#### Selected extract:
◆ ◆ ◆

Gillian Cummings's Playlist for Her Poetry Collection "The Owl Was a Baker’s Daughter"

The Owl Was a Baker’s Daughter

In the Book Notes series, authors create and discuss a music playlist that relates in some way to their recently published book.

Previous contributors include Jesmyn Ward, Lauren Groff, Bret Easton Ellis, Celeste Ng, T.C. Boyle, Dana Spiotta, Amy Bloom, Aimee Bender, Heidi Julavits, Hari Kunzru, and many others.

Winner of the Colorado Prize for Poetry, Gillian Cummings's The Owl Was a Baker’s Daughter is an imaginative and impressive collection.

◆ ◆ ◆

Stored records
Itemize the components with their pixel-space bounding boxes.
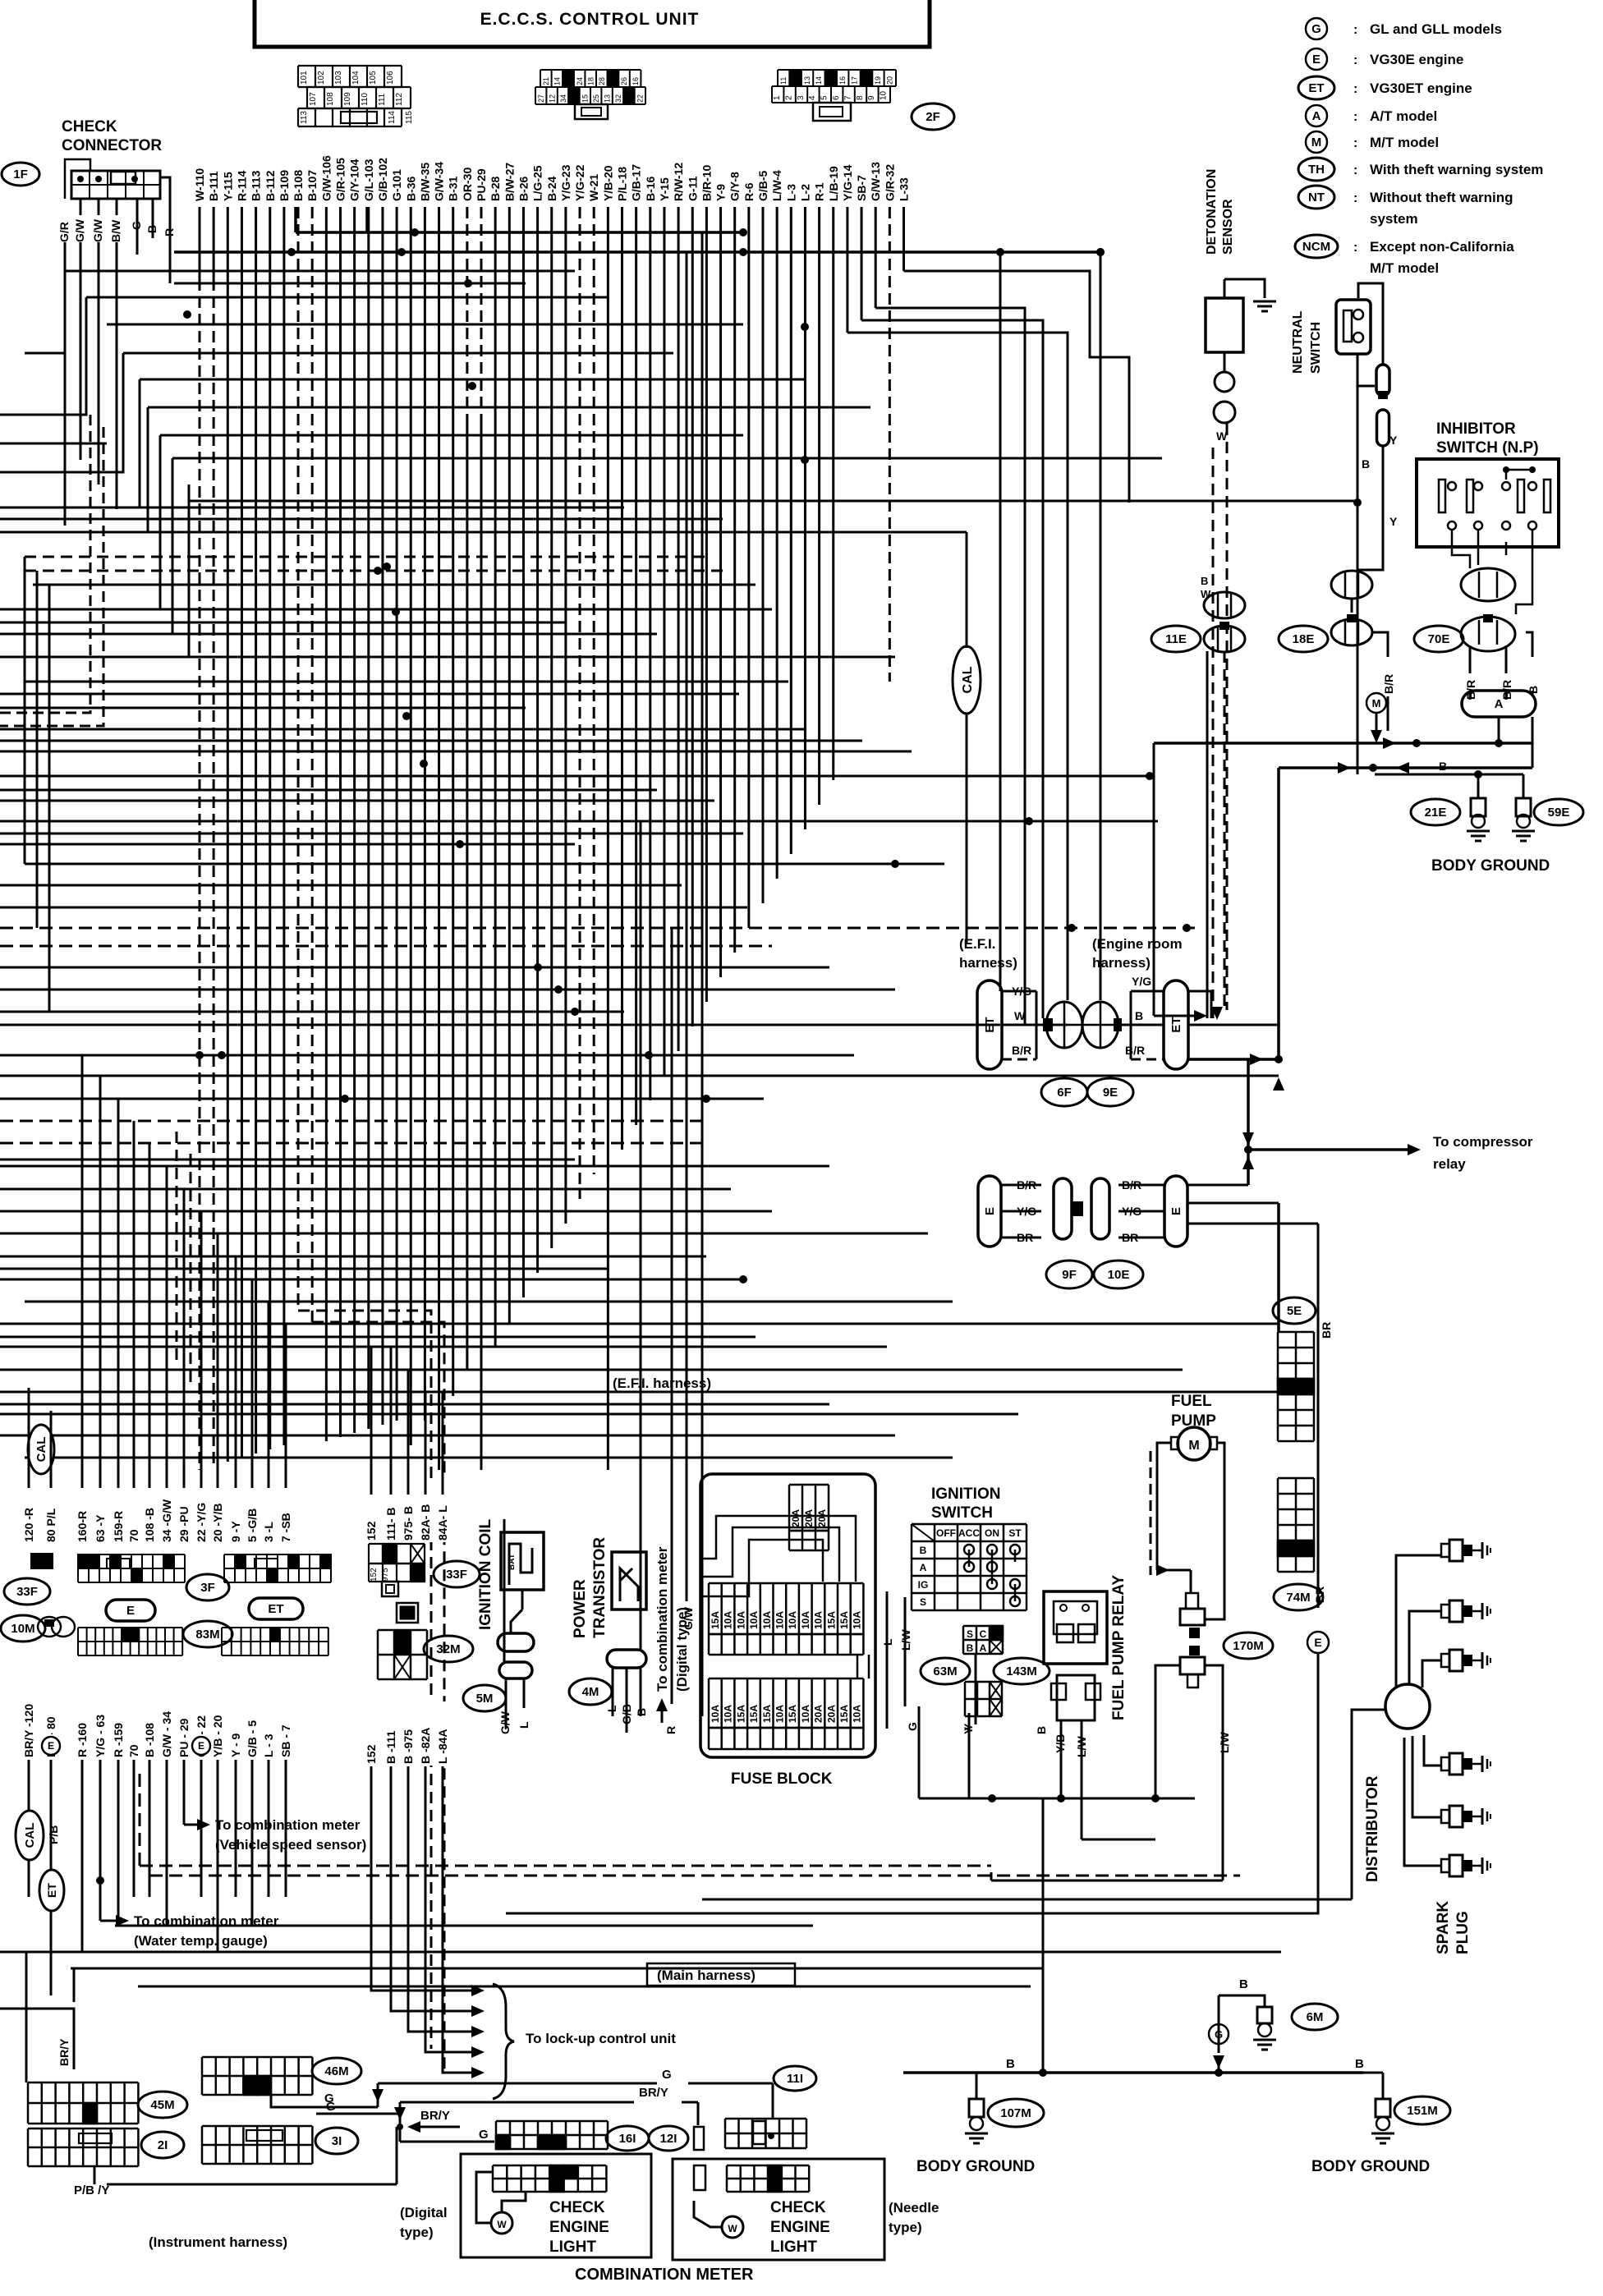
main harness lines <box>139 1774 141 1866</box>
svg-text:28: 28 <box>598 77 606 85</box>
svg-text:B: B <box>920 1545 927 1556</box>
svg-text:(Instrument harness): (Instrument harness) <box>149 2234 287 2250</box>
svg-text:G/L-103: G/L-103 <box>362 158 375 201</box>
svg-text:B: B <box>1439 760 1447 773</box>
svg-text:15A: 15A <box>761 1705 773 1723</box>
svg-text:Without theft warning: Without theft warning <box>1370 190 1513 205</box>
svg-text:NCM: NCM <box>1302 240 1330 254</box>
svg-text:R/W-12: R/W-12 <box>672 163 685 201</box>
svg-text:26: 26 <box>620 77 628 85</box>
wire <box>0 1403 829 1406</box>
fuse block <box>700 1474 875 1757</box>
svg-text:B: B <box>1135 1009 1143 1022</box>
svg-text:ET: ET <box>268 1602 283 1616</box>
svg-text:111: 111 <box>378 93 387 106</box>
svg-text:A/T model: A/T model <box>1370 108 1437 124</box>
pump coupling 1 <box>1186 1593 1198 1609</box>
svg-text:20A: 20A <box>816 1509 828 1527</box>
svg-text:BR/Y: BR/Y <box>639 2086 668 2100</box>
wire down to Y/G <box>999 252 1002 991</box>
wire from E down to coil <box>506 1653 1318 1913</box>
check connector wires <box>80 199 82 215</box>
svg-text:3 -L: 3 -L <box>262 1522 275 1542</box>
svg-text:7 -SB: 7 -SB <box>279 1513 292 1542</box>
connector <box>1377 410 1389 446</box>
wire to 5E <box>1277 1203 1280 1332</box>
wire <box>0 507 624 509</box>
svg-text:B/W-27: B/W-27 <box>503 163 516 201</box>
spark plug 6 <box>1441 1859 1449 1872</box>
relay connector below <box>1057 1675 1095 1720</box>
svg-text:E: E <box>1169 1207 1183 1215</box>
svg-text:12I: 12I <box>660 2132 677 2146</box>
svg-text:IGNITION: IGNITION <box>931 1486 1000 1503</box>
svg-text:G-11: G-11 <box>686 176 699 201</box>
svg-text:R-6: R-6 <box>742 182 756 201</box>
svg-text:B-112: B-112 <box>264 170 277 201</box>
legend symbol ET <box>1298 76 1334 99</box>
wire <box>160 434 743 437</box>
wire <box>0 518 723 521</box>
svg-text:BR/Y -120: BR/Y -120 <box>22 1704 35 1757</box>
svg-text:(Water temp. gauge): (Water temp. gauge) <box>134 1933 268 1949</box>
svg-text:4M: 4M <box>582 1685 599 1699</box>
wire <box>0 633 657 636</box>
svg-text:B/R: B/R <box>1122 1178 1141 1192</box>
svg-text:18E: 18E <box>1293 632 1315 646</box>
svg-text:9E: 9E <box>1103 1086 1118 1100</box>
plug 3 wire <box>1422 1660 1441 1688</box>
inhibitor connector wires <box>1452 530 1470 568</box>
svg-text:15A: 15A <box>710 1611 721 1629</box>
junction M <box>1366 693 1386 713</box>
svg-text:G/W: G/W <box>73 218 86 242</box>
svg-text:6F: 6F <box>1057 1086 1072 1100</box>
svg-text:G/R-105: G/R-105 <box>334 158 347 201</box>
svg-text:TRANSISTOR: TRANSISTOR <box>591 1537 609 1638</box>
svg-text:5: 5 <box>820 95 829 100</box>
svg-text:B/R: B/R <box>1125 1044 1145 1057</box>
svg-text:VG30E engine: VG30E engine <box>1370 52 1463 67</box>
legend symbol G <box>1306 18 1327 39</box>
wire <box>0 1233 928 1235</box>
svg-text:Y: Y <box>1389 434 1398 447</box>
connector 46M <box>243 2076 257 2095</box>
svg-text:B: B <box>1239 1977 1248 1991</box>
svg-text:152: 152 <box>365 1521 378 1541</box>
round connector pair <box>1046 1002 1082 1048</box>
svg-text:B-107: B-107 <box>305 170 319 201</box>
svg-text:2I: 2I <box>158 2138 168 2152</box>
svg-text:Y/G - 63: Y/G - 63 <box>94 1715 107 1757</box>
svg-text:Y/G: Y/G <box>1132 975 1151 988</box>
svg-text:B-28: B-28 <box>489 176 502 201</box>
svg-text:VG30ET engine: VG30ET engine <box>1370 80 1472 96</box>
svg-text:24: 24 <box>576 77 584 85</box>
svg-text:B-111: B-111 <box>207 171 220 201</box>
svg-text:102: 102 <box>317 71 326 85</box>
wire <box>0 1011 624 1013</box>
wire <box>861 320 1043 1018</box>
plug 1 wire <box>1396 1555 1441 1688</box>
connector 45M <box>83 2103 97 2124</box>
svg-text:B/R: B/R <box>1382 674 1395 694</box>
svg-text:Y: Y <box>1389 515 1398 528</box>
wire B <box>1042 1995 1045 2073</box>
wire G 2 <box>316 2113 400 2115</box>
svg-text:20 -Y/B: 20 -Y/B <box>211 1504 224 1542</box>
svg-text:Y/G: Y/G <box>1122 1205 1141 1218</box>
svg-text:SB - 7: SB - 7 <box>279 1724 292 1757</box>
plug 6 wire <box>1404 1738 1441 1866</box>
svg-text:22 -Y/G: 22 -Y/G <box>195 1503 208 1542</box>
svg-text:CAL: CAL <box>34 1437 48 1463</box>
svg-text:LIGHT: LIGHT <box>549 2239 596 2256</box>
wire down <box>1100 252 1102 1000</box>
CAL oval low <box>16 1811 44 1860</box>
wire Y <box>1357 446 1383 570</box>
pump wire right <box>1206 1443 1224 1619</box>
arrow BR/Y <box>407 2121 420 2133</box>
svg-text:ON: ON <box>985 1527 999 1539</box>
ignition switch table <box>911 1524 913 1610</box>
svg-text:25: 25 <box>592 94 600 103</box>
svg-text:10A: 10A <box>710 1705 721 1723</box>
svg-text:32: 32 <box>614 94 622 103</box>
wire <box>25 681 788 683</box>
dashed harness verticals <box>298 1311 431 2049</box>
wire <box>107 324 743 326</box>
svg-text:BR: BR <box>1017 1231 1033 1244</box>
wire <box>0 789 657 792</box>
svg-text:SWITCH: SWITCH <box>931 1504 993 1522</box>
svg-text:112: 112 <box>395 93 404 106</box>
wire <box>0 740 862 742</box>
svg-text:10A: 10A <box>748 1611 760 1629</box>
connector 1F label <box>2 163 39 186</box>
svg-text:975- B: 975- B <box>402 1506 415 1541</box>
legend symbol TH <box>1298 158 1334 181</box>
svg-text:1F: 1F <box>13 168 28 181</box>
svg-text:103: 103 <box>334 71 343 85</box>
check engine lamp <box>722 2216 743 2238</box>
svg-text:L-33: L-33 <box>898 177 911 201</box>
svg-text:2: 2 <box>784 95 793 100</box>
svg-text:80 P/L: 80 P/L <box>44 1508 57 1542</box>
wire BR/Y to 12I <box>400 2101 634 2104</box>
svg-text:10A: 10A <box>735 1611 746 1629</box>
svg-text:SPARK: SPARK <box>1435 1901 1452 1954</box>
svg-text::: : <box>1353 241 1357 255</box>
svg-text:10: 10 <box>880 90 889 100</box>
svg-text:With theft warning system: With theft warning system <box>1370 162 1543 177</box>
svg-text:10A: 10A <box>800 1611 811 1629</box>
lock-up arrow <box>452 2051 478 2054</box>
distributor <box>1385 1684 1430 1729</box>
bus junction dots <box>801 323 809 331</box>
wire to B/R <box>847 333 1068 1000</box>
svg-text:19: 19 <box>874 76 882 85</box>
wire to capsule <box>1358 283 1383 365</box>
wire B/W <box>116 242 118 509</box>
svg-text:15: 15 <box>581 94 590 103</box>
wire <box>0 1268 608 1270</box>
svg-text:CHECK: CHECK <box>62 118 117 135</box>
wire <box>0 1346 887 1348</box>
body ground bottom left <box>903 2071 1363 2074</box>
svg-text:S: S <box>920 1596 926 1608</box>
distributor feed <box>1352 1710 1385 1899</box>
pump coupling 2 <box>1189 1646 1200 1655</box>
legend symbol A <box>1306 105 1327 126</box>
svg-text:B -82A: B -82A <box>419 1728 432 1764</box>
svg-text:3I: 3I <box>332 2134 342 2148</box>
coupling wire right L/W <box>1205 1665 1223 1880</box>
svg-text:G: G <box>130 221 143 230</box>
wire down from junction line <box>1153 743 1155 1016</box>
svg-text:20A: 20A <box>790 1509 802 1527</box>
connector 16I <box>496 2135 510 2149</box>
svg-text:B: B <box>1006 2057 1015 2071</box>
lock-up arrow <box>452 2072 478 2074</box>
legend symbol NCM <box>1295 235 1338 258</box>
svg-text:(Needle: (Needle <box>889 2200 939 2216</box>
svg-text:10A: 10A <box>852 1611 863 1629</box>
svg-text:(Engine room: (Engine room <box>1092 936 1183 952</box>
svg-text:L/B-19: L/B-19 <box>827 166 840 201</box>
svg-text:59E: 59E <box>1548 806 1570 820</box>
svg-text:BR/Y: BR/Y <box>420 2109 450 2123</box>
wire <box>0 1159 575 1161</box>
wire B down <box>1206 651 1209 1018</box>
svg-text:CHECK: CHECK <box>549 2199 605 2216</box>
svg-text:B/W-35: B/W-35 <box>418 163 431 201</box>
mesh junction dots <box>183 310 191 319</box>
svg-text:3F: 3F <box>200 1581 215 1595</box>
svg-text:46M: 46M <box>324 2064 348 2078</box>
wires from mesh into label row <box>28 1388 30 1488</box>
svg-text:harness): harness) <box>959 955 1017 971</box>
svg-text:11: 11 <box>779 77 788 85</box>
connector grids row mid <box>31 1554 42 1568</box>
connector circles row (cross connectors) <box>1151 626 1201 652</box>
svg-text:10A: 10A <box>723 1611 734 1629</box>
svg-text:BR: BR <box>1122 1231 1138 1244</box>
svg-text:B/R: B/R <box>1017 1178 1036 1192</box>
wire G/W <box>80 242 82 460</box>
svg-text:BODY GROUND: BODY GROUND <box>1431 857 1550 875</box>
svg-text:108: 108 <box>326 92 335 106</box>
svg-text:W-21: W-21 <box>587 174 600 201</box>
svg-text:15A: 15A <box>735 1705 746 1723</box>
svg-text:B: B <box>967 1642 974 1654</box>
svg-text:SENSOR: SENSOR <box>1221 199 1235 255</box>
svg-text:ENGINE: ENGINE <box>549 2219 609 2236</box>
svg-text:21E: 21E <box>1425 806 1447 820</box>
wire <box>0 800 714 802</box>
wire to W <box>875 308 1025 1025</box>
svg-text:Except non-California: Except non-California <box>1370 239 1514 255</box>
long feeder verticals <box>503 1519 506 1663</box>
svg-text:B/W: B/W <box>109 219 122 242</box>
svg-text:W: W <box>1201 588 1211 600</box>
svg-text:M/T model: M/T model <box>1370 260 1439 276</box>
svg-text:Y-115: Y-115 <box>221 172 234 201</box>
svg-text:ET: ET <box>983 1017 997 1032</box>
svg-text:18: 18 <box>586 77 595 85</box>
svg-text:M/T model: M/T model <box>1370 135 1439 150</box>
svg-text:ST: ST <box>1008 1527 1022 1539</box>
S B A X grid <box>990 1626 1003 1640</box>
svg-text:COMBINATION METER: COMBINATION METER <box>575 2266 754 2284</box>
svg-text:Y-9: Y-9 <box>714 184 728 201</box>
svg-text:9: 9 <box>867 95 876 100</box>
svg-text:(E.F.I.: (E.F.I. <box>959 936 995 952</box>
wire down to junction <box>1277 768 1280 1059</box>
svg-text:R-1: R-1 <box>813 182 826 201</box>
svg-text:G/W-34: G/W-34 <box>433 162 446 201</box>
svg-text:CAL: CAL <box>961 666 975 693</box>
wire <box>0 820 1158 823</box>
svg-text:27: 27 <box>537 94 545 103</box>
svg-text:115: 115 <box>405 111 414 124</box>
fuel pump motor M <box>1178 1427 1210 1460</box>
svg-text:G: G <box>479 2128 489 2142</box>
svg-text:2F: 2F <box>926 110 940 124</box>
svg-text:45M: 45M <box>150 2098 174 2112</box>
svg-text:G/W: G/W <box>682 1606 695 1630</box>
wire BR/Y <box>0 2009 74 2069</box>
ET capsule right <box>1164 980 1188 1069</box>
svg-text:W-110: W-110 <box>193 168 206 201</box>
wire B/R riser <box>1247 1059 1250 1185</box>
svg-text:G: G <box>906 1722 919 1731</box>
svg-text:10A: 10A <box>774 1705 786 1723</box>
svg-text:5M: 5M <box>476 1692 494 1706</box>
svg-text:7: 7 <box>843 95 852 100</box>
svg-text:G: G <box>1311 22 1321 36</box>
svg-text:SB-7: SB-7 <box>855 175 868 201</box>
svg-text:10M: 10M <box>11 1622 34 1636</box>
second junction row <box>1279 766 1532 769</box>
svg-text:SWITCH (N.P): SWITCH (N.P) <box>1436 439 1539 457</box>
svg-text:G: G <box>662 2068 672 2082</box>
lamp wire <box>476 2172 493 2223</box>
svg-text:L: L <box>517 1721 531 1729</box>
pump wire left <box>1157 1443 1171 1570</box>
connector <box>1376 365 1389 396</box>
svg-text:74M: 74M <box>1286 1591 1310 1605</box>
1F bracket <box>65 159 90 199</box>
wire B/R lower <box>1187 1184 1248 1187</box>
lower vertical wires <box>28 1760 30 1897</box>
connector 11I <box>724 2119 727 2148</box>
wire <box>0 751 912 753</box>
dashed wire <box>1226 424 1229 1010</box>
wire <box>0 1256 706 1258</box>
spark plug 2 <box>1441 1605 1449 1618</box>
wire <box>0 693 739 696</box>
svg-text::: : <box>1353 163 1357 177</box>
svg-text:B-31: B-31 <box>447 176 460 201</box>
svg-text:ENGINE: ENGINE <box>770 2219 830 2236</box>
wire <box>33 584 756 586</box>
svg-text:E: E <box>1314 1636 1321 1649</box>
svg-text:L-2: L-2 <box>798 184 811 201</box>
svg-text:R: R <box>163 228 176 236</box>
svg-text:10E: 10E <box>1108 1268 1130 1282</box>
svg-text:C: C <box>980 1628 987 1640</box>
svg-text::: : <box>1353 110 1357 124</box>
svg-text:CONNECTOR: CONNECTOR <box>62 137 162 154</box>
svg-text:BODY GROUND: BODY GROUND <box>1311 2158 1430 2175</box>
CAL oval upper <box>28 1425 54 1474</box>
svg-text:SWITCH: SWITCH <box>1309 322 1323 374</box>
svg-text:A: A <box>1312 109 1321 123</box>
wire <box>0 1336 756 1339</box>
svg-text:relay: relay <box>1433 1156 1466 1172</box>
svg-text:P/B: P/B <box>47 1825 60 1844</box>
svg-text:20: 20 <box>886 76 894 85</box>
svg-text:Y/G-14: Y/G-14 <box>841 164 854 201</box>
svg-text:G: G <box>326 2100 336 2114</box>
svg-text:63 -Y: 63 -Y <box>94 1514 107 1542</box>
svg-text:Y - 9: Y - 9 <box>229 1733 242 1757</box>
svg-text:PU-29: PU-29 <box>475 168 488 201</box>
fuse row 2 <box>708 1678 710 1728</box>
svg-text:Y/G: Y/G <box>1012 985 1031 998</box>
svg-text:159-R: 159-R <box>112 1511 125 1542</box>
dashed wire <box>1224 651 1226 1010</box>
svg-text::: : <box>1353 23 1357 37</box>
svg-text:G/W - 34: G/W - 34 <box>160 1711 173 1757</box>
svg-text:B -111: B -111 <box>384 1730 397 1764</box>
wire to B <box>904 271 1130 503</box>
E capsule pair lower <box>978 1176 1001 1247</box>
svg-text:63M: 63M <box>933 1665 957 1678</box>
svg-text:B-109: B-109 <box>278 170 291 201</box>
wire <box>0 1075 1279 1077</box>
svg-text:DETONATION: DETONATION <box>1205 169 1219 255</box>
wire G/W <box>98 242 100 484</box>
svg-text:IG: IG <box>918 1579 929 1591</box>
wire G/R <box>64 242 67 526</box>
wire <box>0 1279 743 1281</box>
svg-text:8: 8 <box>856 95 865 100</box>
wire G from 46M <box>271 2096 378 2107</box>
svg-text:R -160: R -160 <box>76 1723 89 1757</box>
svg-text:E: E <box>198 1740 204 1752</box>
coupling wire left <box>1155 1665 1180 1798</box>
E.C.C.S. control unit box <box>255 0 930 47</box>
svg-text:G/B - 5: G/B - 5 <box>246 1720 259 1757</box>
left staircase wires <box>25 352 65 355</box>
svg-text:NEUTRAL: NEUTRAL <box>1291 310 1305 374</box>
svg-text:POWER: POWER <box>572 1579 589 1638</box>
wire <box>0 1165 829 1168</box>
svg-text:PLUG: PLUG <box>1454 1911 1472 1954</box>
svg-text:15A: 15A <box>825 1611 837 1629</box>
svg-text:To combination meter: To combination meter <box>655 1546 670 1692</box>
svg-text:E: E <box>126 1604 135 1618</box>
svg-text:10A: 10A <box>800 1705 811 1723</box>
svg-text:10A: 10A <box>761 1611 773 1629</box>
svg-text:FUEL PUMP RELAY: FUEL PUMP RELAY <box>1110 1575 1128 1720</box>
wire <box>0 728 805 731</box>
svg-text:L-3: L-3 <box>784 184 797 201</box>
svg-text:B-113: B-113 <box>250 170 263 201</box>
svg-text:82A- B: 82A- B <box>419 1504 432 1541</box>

◆ ◆ ◆

#### Short task 1:
In the Book Notes introduction, what explains why a music playlist is presented alongside Gillian Cummings's poetry collection?
#### Short task 2:
Continue the Book Notes introduction about Gillian Cummings's playlist from the point where it ends.

#### Result 1:
The piece belongs to the Book Notes series, in which authors create and discuss a music playlist that relates in some way to their recently published book. Cummings's collection, The Owl Was a Baker's Daughter, is her recently published book.

#### Result 2:
Maggie Smith wrote of the book:

"The Owl Was a Baker’s Daughter begins with ‘meanwhile,’ en media res, and immediately we find ourselves deep inside the world of these poems—a world both herbarium and aviary, both meadow and sea; a world lush with loosestrife and moss, honey bees and seahorses, and ‘the shut eyes of rocks’; a world haunted by the spirit of Shakespeare’s Ophelia. The hallmarks of Gillian Cummings’s work are here: the integrity of each line, a poem itself, and her ear for music. The poems, mothlike, ‘lift, / lift lightly, spiral-whirl. They flicker and fleck, weaving a world’—one that is imaginative, complex, and original."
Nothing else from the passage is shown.